+++ Working data +++

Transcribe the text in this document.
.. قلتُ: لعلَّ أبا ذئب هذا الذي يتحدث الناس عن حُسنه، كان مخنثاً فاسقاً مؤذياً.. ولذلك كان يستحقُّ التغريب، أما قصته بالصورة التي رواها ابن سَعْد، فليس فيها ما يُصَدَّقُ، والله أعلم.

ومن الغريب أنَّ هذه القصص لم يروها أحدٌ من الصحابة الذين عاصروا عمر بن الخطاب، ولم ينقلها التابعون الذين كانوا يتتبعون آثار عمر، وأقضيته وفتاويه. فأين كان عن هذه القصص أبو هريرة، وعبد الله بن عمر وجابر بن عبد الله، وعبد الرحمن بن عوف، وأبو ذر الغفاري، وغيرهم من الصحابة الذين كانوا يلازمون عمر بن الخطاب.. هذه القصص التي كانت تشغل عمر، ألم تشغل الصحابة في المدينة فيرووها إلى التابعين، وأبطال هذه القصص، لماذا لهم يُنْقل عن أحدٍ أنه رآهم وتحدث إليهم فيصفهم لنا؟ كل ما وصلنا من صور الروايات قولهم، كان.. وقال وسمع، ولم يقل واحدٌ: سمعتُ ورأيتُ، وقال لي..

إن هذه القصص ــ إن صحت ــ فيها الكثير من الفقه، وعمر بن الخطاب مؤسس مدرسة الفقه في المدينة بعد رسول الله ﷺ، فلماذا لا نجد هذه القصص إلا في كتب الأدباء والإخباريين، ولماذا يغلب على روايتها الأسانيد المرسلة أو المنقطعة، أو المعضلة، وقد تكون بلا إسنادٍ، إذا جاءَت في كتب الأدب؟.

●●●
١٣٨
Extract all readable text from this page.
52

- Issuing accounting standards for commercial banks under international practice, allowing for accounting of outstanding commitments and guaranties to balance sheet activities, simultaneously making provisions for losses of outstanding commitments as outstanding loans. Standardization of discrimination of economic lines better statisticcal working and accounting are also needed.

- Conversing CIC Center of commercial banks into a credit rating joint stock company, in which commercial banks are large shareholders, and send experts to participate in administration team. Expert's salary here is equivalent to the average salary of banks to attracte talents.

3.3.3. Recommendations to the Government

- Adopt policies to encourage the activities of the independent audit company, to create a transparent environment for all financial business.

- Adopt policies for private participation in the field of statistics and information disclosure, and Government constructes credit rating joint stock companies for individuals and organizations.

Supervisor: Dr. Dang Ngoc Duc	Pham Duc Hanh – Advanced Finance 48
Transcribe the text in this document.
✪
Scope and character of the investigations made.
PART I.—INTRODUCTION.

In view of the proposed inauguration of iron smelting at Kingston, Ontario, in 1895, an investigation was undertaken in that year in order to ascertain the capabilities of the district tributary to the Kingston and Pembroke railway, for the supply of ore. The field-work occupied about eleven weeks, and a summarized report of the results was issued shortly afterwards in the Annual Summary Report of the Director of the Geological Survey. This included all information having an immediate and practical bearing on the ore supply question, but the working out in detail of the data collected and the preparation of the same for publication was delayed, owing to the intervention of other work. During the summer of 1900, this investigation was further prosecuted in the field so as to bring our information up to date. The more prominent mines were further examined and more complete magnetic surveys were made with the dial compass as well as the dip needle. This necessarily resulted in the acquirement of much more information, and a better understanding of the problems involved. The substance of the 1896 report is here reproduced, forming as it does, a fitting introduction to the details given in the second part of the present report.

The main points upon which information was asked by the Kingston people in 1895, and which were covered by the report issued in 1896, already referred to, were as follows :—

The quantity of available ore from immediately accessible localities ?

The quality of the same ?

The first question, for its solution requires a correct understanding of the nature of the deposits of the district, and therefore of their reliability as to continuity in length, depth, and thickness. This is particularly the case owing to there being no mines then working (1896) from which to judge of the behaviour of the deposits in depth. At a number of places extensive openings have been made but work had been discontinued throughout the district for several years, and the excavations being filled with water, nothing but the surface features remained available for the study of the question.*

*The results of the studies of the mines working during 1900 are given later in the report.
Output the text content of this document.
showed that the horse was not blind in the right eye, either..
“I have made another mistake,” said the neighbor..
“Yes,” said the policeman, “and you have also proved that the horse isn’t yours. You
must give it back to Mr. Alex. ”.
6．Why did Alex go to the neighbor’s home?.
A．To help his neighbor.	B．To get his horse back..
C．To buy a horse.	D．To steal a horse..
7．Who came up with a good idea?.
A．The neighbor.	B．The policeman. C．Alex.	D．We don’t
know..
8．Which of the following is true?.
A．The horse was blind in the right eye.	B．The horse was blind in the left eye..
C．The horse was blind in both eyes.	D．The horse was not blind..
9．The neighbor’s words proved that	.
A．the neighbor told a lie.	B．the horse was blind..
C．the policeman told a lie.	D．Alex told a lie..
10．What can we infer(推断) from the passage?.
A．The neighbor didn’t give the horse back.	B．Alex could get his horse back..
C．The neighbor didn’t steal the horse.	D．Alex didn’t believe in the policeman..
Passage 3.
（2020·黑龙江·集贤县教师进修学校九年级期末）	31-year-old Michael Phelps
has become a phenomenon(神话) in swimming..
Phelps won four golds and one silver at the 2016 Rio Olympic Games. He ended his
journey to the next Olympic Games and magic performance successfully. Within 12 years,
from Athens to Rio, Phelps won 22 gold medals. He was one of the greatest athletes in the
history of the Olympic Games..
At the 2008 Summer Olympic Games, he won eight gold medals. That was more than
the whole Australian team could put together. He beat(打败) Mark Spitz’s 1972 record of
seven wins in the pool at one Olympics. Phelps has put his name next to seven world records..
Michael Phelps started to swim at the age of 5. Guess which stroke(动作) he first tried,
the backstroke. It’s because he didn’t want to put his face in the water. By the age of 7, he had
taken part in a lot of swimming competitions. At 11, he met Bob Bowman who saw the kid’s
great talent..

+++

*Given request*:
Using the listing above, please repeat every entry exactly.

*Finished task*:
Transcribe the text in this document.
.. قلتُ: لعلَّ أبا ذئب هذا الذي يتحدث الناس عن حُسنه، كان مخنثاً فاسقاً مؤذياً.. ولذلك كان يستحقُّ التغريب، أما قصته بالصورة التي رواها ابن سَعْد، فليس فيها ما يُصَدَّقُ، والله أعلم.

ومن الغريب أنَّ هذه القصص لم يروها أحدٌ من الصحابة الذين عاصروا عمر بن الخطاب، ولم ينقلها التابعون الذين كانوا يتتبعون آثار عمر، وأقضيته وفتاويه. فأين كان عن هذه القصص أبو هريرة، وعبد الله بن عمر وجابر بن عبد الله، وعبد الرحمن بن عوف، وأبو ذر الغفاري، وغيرهم من الصحابة الذين كانوا يلازمون عمر بن الخطاب.. هذه القصص التي كانت تشغل عمر، ألم تشغل الصحابة في المدينة فيرووها إلى التابعين، وأبطال هذه القصص، لماذا لهم يُنْقل عن أحدٍ أنه رآهم وتحدث إليهم فيصفهم لنا؟ كل ما وصلنا من صور الروايات قولهم، كان.. وقال وسمع، ولم يقل واحدٌ: سمعتُ ورأيتُ، وقال لي..

إن هذه القصص ــ إن صحت ــ فيها الكثير من الفقه، وعمر بن الخطاب مؤسس مدرسة الفقه في المدينة بعد رسول الله ﷺ، فلماذا لا نجد هذه القصص إلا في كتب الأدباء والإخباريين، ولماذا يغلب على روايتها الأسانيد المرسلة أو المنقطعة، أو المعضلة، وقد تكون بلا إسنادٍ، إذا جاءَت في كتب الأدب؟.

●●●
١٣٨
Extract all readable text from this page.
52

- Issuing accounting standards for commercial banks under international practice, allowing for accounting of outstanding commitments and guaranties to balance sheet activities, simultaneously making provisions for losses of outstanding commitments as outstanding loans. Standardization of discrimination of economic lines better statisticcal working and accounting are also needed.

- Conversing CIC Center of commercial banks into a credit rating joint stock company, in which commercial banks are large shareholders, and send experts to participate in administration team. Expert's salary here is equivalent to the average salary of banks to attracte talents.

3.3.3. Recommendations to the Government

- Adopt policies to encourage the activities of the independent audit company, to create a transparent environment for all financial business.

- Adopt policies for private participation in the field of statistics and information disclosure, and Government constructes credit rating joint stock companies for individuals and organizations.

Supervisor: Dr. Dang Ngoc Duc	Pham Duc Hanh – Advanced Finance 48
Transcribe the text in this document.
✪
Scope and character of the investigations made.
PART I.—INTRODUCTION.

In view of the proposed inauguration of iron smelting at Kingston, Ontario, in 1895, an investigation was undertaken in that year in order to ascertain the capabilities of the district tributary to the Kingston and Pembroke railway, for the supply of ore. The field-work occupied about eleven weeks, and a summarized report of the results was issued shortly afterwards in the Annual Summary Report of the Director of the Geological Survey. This included all information having an immediate and practical bearing on the ore supply question, but the working out in detail of the data collected and the preparation of the same for publication was delayed, owing to the intervention of other work. During the summer of 1900, this investigation was further prosecuted in the field so as to bring our information up to date. The more prominent mines were further examined and more complete magnetic surveys were made with the dial compass as well as the dip needle. This necessarily resulted in the acquirement of much more information, and a better understanding of the problems involved. The substance of the 1896 report is here reproduced, forming as it does, a fitting introduction to the details given in the second part of the present report.

The main points upon which information was asked by the Kingston people in 1895, and which were covered by the report issued in 1896, already referred to, were as follows :—

The quantity of available ore from immediately accessible localities ?

The quality of the same ?

The first question, for its solution requires a correct understanding of the nature of the deposits of the district, and therefore of their reliability as to continuity in length, depth, and thickness. This is particularly the case owing to there being no mines then working (1896) from which to judge of the behaviour of the deposits in depth. At a number of places extensive openings have been made but work had been discontinued throughout the district for several years, and the excavations being filled with water, nothing but the surface features remained available for the study of the question.*

*The results of the studies of the mines working during 1900 are given later in the report.
Output the text content of this document.
showed that the horse was not blind in the right eye, either..
“I have made another mistake,” said the neighbor..
“Yes,” said the policeman, “and you have also proved that the horse isn’t yours. You
must give it back to Mr. Alex. ”.
6．Why did Alex go to the neighbor’s home?.
A．To help his neighbor.	B．To get his horse back..
C．To buy a horse.	D．To steal a horse..
7．Who came up with a good idea?.
A．The neighbor.	B．The policeman. C．Alex.	D．We don’t
know..
8．Which of the following is true?.
A．The horse was blind in the right eye.	B．The horse was blind in the left eye..
C．The horse was blind in both eyes.	D．The horse was not blind..
9．The neighbor’s words proved that	.
A．the neighbor told a lie.	B．the horse was blind..
C．the policeman told a lie.	D．Alex told a lie..
10．What can we infer(推断) from the passage?.
A．The neighbor didn’t give the horse back.	B．Alex could get his horse back..
C．The neighbor didn’t steal the horse.	D．Alex didn’t believe in the policeman..
Passage 3.
（2020·黑龙江·集贤县教师进修学校九年级期末）	31-year-old Michael Phelps
has become a phenomenon(神话) in swimming..
Phelps won four golds and one silver at the 2016 Rio Olympic Games. He ended his
journey to the next Olympic Games and magic performance successfully. Within 12 years,
from Athens to Rio, Phelps won 22 gold medals. He was one of the greatest athletes in the
history of the Olympic Games..
At the 2008 Summer Olympic Games, he won eight gold medals. That was more than
the whole Australian team could put together. He beat(打败) Mark Spitz’s 1972 record of
seven wins in the pool at one Olympics. Phelps has put his name next to seven world records..
Michael Phelps started to swim at the age of 5. Guess which stroke(动作) he first tried,
the backstroke. It’s because he didn’t want to put his face in the water. By the age of 7, he had
taken part in a lot of swimming competitions. At 11, he met Bob Bowman who saw the kid’s
great talent..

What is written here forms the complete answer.